• **Rows**
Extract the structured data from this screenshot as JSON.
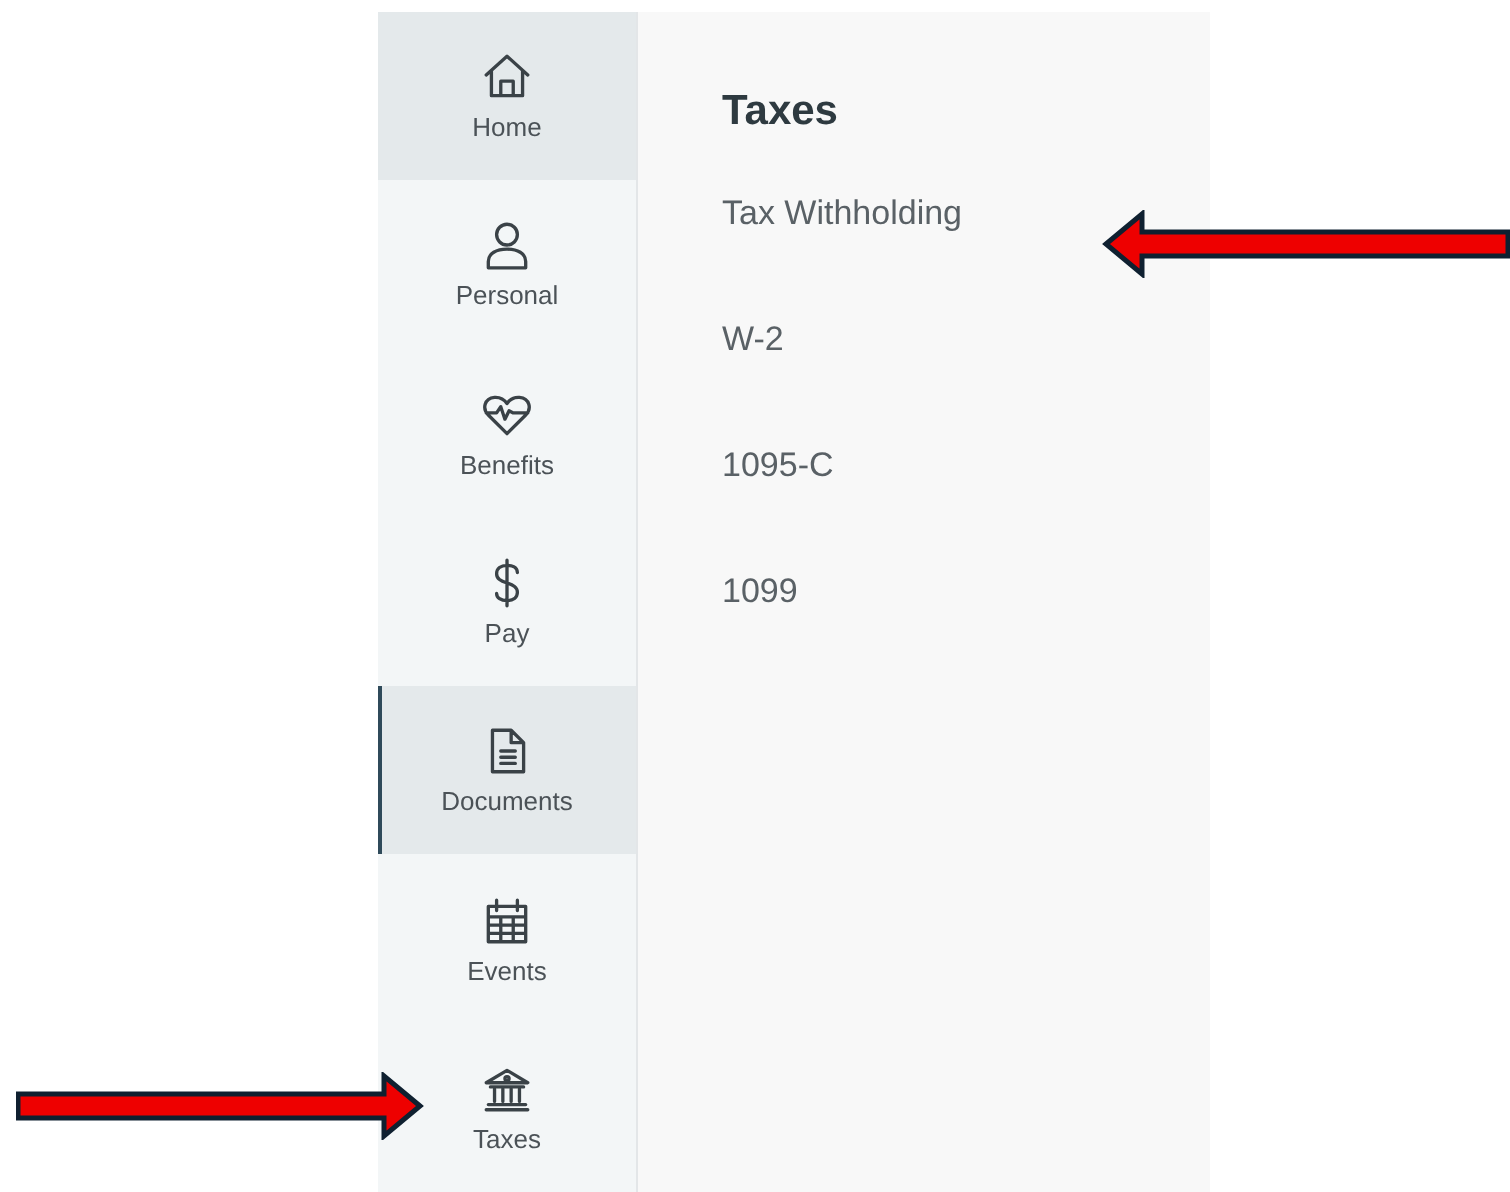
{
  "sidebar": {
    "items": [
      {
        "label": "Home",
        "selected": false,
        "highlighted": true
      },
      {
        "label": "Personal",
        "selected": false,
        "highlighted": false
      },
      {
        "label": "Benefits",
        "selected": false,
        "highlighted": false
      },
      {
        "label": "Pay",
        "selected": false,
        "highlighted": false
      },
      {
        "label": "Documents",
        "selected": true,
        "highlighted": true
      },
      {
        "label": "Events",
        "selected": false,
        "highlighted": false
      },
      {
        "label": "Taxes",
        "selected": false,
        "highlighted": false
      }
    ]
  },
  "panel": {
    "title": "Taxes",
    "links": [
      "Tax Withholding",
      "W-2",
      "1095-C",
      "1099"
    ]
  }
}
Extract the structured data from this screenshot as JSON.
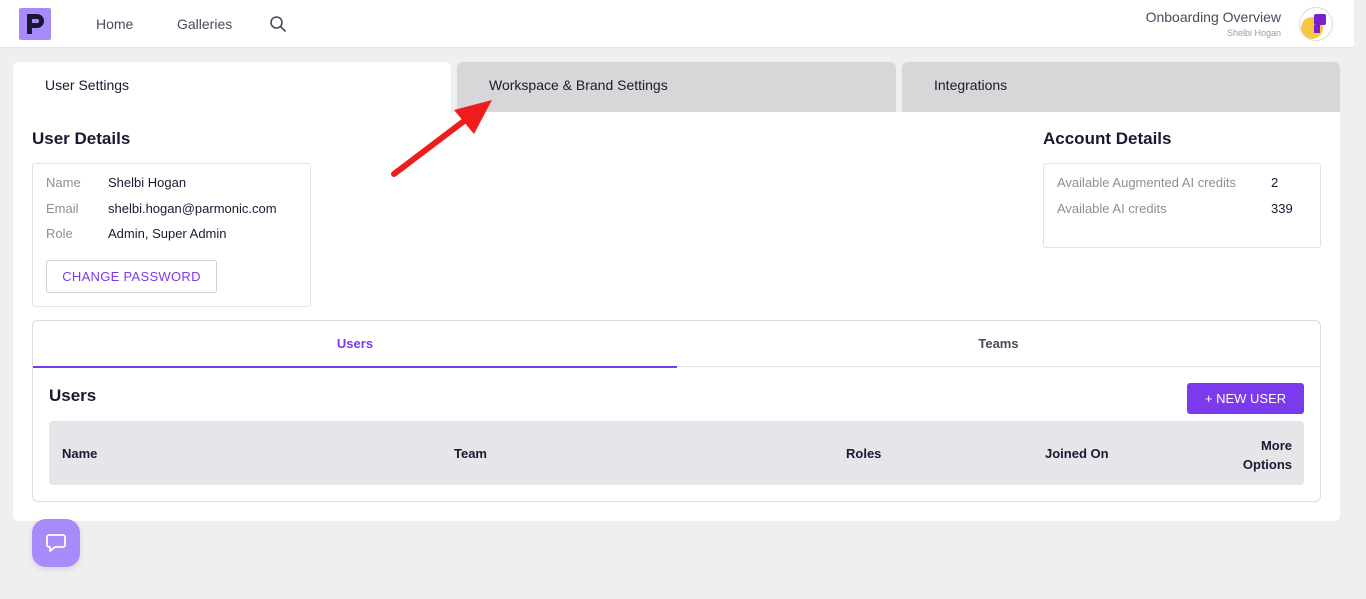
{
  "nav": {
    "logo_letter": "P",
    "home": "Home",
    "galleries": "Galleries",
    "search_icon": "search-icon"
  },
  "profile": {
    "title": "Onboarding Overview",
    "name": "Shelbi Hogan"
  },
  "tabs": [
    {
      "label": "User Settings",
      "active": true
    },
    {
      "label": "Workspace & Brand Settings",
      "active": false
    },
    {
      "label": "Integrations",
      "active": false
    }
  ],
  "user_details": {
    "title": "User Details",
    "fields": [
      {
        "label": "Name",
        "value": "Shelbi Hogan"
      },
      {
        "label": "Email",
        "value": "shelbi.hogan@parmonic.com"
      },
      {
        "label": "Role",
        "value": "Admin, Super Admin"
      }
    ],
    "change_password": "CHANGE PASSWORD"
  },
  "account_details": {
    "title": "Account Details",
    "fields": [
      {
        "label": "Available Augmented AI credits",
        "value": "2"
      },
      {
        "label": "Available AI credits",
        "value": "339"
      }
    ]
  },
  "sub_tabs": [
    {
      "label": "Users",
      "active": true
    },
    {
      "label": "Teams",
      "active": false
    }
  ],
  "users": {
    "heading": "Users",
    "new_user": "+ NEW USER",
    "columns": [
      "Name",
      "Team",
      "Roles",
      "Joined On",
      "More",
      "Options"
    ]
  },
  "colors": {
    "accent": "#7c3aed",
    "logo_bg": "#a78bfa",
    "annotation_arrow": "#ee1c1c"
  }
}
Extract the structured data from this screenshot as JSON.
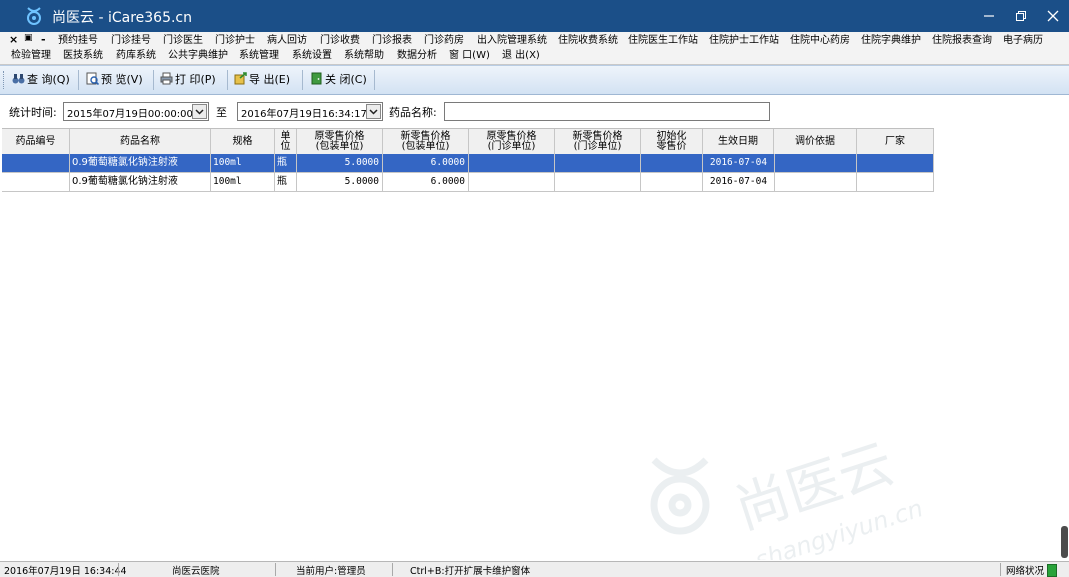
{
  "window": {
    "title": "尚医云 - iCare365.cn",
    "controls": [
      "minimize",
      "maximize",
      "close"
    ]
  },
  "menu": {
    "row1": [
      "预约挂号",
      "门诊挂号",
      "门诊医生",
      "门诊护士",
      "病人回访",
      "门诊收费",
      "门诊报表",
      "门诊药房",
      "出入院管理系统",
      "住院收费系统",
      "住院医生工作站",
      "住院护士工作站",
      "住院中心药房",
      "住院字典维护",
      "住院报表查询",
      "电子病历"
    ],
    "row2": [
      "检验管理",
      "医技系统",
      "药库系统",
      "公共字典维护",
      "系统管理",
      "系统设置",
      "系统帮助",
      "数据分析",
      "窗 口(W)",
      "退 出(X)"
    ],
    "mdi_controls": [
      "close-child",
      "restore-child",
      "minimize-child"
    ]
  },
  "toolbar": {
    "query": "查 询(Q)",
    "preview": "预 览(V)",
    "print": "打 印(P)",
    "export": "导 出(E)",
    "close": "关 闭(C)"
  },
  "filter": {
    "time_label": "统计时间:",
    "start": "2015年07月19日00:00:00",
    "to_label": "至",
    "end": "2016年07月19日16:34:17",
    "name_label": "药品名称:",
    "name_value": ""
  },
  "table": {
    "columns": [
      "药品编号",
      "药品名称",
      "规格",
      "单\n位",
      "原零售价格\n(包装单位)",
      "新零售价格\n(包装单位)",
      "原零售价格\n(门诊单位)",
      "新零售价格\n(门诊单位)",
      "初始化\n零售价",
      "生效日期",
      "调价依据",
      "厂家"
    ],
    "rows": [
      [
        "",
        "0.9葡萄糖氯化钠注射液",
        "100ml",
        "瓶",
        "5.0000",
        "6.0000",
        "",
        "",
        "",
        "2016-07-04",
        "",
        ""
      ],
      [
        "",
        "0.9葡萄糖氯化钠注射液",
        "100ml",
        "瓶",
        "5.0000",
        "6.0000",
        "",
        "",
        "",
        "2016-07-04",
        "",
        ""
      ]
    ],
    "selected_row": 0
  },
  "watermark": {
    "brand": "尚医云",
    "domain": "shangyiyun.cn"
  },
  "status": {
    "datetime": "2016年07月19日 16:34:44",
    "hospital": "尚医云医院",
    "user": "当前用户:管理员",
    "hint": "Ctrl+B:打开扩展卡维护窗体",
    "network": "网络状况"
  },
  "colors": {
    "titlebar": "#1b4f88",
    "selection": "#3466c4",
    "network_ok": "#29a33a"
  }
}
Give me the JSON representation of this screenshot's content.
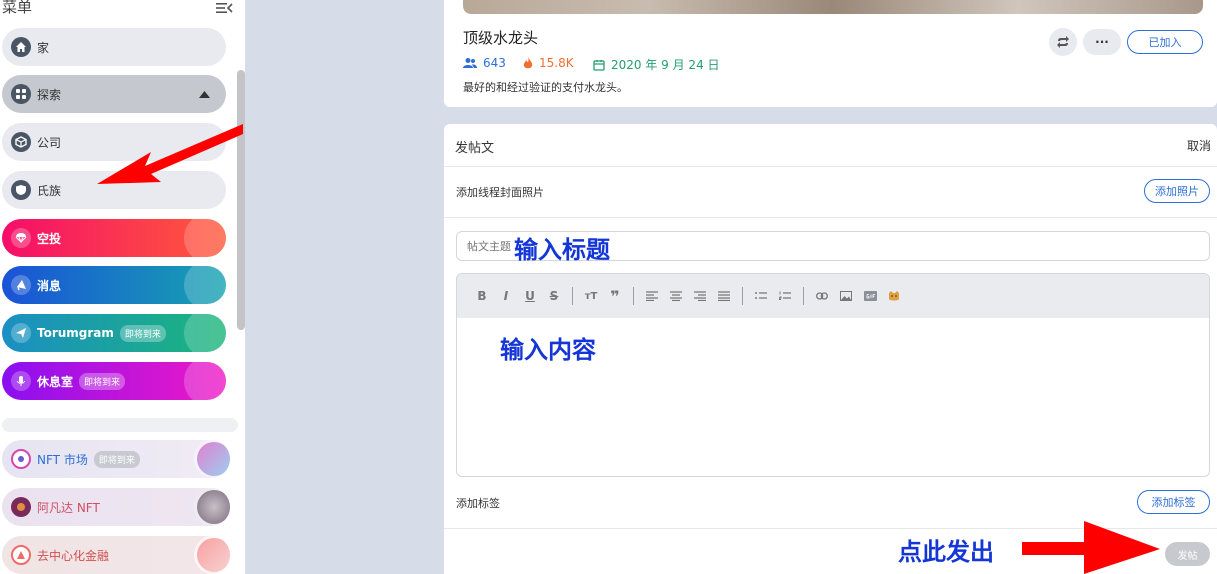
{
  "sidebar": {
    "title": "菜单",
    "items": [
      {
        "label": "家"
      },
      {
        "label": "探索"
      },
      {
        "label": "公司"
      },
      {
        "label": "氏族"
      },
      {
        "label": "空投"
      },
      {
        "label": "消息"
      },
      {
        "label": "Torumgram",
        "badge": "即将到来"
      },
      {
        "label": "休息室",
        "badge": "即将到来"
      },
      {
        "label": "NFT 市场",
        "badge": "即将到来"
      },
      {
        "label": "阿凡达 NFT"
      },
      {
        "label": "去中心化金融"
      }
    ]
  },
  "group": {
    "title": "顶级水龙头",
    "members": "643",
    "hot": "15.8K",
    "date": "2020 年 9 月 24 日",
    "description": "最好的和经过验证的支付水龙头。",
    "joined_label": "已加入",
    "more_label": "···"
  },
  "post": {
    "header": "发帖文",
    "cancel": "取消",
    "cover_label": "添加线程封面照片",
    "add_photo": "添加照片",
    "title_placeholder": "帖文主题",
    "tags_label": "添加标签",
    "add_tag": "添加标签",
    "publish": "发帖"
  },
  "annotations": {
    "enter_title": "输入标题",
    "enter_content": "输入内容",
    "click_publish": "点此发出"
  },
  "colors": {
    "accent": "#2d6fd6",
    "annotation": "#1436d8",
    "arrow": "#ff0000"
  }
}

• **Set exercise**
Give only the number of lines in the data that hold the string "Available".

• **Reply**
2